GOAL => Restate the full set of records exactly, without adding or dropping a word.

RAW RECORDS =>

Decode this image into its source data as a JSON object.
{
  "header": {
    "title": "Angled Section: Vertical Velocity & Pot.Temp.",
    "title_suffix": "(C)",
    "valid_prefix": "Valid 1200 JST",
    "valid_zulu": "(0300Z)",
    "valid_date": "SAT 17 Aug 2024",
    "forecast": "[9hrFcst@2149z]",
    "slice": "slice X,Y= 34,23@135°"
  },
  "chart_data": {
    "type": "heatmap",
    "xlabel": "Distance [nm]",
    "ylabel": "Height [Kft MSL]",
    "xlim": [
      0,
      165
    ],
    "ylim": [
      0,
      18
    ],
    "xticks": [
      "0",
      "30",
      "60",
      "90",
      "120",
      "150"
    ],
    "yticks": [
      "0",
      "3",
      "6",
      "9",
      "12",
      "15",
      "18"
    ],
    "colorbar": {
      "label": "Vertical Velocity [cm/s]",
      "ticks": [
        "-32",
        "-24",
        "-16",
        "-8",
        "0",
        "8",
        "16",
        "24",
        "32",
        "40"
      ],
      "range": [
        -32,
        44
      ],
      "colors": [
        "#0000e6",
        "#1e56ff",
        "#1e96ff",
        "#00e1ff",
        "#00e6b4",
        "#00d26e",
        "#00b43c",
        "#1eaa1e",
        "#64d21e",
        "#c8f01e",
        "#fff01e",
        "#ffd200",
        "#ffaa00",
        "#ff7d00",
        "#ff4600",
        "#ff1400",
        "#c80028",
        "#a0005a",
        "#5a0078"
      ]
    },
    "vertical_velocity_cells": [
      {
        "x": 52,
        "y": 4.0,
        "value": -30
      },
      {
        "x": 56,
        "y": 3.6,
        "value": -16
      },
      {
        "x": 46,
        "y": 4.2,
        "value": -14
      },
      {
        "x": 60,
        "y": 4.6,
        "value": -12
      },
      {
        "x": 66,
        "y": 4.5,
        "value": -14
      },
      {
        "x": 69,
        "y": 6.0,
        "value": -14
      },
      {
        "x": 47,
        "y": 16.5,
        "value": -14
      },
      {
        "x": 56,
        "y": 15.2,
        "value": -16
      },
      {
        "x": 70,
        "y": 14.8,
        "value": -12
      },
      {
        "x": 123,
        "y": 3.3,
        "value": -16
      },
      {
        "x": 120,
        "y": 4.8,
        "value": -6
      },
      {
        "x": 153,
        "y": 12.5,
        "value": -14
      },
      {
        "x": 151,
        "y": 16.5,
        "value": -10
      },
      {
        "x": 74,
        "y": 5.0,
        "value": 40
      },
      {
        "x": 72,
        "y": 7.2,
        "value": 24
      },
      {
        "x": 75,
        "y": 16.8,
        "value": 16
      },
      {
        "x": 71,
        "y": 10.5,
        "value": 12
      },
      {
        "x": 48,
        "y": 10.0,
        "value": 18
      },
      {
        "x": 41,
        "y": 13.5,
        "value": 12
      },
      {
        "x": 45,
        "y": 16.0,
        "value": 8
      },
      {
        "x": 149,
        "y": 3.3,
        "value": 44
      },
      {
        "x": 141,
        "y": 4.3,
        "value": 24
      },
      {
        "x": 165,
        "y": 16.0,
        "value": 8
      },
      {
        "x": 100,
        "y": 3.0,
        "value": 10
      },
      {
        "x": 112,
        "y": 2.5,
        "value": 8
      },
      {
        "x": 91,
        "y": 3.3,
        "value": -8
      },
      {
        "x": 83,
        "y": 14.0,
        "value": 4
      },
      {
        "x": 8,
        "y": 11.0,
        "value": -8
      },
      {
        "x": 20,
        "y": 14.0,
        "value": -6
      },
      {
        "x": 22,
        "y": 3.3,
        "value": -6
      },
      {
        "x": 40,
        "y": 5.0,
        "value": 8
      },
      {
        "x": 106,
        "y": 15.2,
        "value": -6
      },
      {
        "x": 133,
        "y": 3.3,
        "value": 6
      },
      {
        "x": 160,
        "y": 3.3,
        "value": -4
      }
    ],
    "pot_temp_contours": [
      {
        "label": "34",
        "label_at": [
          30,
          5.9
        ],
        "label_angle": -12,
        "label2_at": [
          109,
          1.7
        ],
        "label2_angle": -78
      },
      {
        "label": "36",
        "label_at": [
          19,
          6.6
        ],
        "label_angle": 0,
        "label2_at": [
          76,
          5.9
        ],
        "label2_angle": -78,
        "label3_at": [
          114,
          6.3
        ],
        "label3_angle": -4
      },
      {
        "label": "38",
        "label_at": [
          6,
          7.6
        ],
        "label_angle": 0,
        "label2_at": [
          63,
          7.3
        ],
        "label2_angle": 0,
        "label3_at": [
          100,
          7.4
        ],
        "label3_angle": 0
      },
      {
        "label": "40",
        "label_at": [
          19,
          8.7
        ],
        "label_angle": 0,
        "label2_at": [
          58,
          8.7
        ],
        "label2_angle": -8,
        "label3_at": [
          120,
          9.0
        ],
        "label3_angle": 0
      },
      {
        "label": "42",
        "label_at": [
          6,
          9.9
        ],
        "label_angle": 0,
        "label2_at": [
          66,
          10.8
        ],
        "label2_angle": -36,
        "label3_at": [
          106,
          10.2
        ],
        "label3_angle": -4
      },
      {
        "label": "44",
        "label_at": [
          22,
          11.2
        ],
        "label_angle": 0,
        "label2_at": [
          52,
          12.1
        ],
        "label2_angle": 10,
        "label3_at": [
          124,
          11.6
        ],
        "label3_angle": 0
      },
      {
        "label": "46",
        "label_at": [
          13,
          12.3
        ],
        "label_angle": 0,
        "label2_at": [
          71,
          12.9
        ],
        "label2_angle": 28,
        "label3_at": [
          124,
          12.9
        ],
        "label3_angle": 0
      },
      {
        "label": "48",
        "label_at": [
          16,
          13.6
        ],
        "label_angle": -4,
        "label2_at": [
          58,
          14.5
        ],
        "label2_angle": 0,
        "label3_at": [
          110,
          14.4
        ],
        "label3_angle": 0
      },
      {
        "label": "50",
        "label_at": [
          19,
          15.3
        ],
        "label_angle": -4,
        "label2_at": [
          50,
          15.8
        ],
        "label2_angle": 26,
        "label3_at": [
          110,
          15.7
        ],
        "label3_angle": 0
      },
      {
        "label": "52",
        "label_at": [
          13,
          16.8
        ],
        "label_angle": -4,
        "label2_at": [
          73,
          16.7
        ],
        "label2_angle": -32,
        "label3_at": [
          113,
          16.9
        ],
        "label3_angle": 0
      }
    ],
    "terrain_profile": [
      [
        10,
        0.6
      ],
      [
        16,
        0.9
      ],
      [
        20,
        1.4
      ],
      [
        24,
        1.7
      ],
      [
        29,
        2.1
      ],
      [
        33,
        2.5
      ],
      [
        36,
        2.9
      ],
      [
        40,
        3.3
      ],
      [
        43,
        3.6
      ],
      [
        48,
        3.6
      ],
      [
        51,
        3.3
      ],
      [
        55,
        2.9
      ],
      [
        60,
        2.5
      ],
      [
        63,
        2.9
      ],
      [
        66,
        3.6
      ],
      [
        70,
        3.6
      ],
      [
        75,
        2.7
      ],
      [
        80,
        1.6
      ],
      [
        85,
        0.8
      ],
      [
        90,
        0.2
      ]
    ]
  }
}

EXERCISE ANSWER =>
Decode this image into its source data as a JSON object.
{
  "header": {
    "title": "Angled Section: Vertical Velocity & Pot.Temp.",
    "title_suffix": "(C)",
    "valid_prefix": "Valid 1200 JST",
    "valid_zulu": "(0300Z)",
    "valid_date": "SAT 17 Aug 2024",
    "forecast": "[9hrFcst@2149z]",
    "slice": "slice X,Y= 34,23@135°"
  },
  "chart_data": {
    "type": "heatmap",
    "xlabel": "Distance [nm]",
    "ylabel": "Height [Kft MSL]",
    "xlim": [
      0,
      165
    ],
    "ylim": [
      0,
      18
    ],
    "xticks": [
      "0",
      "30",
      "60",
      "90",
      "120",
      "150"
    ],
    "yticks": [
      "0",
      "3",
      "6",
      "9",
      "12",
      "15",
      "18"
    ],
    "colorbar": {
      "label": "Vertical Velocity [cm/s]",
      "ticks": [
        "-32",
        "-24",
        "-16",
        "-8",
        "0",
        "8",
        "16",
        "24",
        "32",
        "40"
      ],
      "range": [
        -32,
        44
      ],
      "colors": [
        "#0000e6",
        "#1e56ff",
        "#1e96ff",
        "#00e1ff",
        "#00e6b4",
        "#00d26e",
        "#00b43c",
        "#1eaa1e",
        "#64d21e",
        "#c8f01e",
        "#fff01e",
        "#ffd200",
        "#ffaa00",
        "#ff7d00",
        "#ff4600",
        "#ff1400",
        "#c80028",
        "#a0005a",
        "#5a0078"
      ]
    },
    "vertical_velocity_cells": [
      {
        "x": 52,
        "y": 4.0,
        "value": -30
      },
      {
        "x": 56,
        "y": 3.6,
        "value": -16
      },
      {
        "x": 46,
        "y": 4.2,
        "value": -14
      },
      {
        "x": 60,
        "y": 4.6,
        "value": -12
      },
      {
        "x": 66,
        "y": 4.5,
        "value": -14
      },
      {
        "x": 69,
        "y": 6.0,
        "value": -14
      },
      {
        "x": 47,
        "y": 16.5,
        "value": -14
      },
      {
        "x": 56,
        "y": 15.2,
        "value": -16
      },
      {
        "x": 70,
        "y": 14.8,
        "value": -12
      },
      {
        "x": 123,
        "y": 3.3,
        "value": -16
      },
      {
        "x": 120,
        "y": 4.8,
        "value": -6
      },
      {
        "x": 153,
        "y": 12.5,
        "value": -14
      },
      {
        "x": 151,
        "y": 16.5,
        "value": -10
      },
      {
        "x": 74,
        "y": 5.0,
        "value": 40
      },
      {
        "x": 72,
        "y": 7.2,
        "value": 24
      },
      {
        "x": 75,
        "y": 16.8,
        "value": 16
      },
      {
        "x": 71,
        "y": 10.5,
        "value": 12
      },
      {
        "x": 48,
        "y": 10.0,
        "value": 18
      },
      {
        "x": 41,
        "y": 13.5,
        "value": 12
      },
      {
        "x": 45,
        "y": 16.0,
        "value": 8
      },
      {
        "x": 149,
        "y": 3.3,
        "value": 44
      },
      {
        "x": 141,
        "y": 4.3,
        "value": 24
      },
      {
        "x": 165,
        "y": 16.0,
        "value": 8
      },
      {
        "x": 100,
        "y": 3.0,
        "value": 10
      },
      {
        "x": 112,
        "y": 2.5,
        "value": 8
      },
      {
        "x": 91,
        "y": 3.3,
        "value": -8
      },
      {
        "x": 83,
        "y": 14.0,
        "value": 4
      },
      {
        "x": 8,
        "y": 11.0,
        "value": -8
      },
      {
        "x": 20,
        "y": 14.0,
        "value": -6
      },
      {
        "x": 22,
        "y": 3.3,
        "value": -6
      },
      {
        "x": 40,
        "y": 5.0,
        "value": 8
      },
      {
        "x": 106,
        "y": 15.2,
        "value": -6
      },
      {
        "x": 133,
        "y": 3.3,
        "value": 6
      },
      {
        "x": 160,
        "y": 3.3,
        "value": -4
      }
    ],
    "pot_temp_contours": [
      {
        "label": "34",
        "label_at": [
          30,
          5.9
        ],
        "label_angle": -12,
        "label2_at": [
          109,
          1.7
        ],
        "label2_angle": -78
      },
      {
        "label": "36",
        "label_at": [
          19,
          6.6
        ],
        "label_angle": 0,
        "label2_at": [
          76,
          5.9
        ],
        "label2_angle": -78,
        "label3_at": [
          114,
          6.3
        ],
        "label3_angle": -4
      },
      {
        "label": "38",
        "label_at": [
          6,
          7.6
        ],
        "label_angle": 0,
        "label2_at": [
          63,
          7.3
        ],
        "label2_angle": 0,
        "label3_at": [
          100,
          7.4
        ],
        "label3_angle": 0
      },
      {
        "label": "40",
        "label_at": [
          19,
          8.7
        ],
        "label_angle": 0,
        "label2_at": [
          58,
          8.7
        ],
        "label2_angle": -8,
        "label3_at": [
          120,
          9.0
        ],
        "label3_angle": 0
      },
      {
        "label": "42",
        "label_at": [
          6,
          9.9
        ],
        "label_angle": 0,
        "label2_at": [
          66,
          10.8
        ],
        "label2_angle": -36,
        "label3_at": [
          106,
          10.2
        ],
        "label3_angle": -4
      },
      {
        "label": "44",
        "label_at": [
          22,
          11.2
        ],
        "label_angle": 0,
        "label2_at": [
          52,
          12.1
        ],
        "label2_angle": 10,
        "label3_at": [
          124,
          11.6
        ],
        "label3_angle": 0
      },
      {
        "label": "46",
        "label_at": [
          13,
          12.3
        ],
        "label_angle": 0,
        "label2_at": [
          71,
          12.9
        ],
        "label2_angle": 28,
        "label3_at": [
          124,
          12.9
        ],
        "label3_angle": 0
      },
      {
        "label": "48",
        "label_at": [
          16,
          13.6
        ],
        "label_angle": -4,
        "label2_at": [
          58,
          14.5
        ],
        "label2_angle": 0,
        "label3_at": [
          110,
          14.4
        ],
        "label3_angle": 0
      },
      {
        "label": "50",
        "label_at": [
          19,
          15.3
        ],
        "label_angle": -4,
        "label2_at": [
          50,
          15.8
        ],
        "label2_angle": 26,
        "label3_at": [
          110,
          15.7
        ],
        "label3_angle": 0
      },
      {
        "label": "52",
        "label_at": [
          13,
          16.8
        ],
        "label_angle": -4,
        "label2_at": [
          73,
          16.7
        ],
        "label2_angle": -32,
        "label3_at": [
          113,
          16.9
        ],
        "label3_angle": 0
      }
    ],
    "terrain_profile": [
      [
        10,
        0.6
      ],
      [
        16,
        0.9
      ],
      [
        20,
        1.4
      ],
      [
        24,
        1.7
      ],
      [
        29,
        2.1
      ],
      [
        33,
        2.5
      ],
      [
        36,
        2.9
      ],
      [
        40,
        3.3
      ],
      [
        43,
        3.6
      ],
      [
        48,
        3.6
      ],
      [
        51,
        3.3
      ],
      [
        55,
        2.9
      ],
      [
        60,
        2.5
      ],
      [
        63,
        2.9
      ],
      [
        66,
        3.6
      ],
      [
        70,
        3.6
      ],
      [
        75,
        2.7
      ],
      [
        80,
        1.6
      ],
      [
        85,
        0.8
      ],
      [
        90,
        0.2
      ]
    ]
  }
}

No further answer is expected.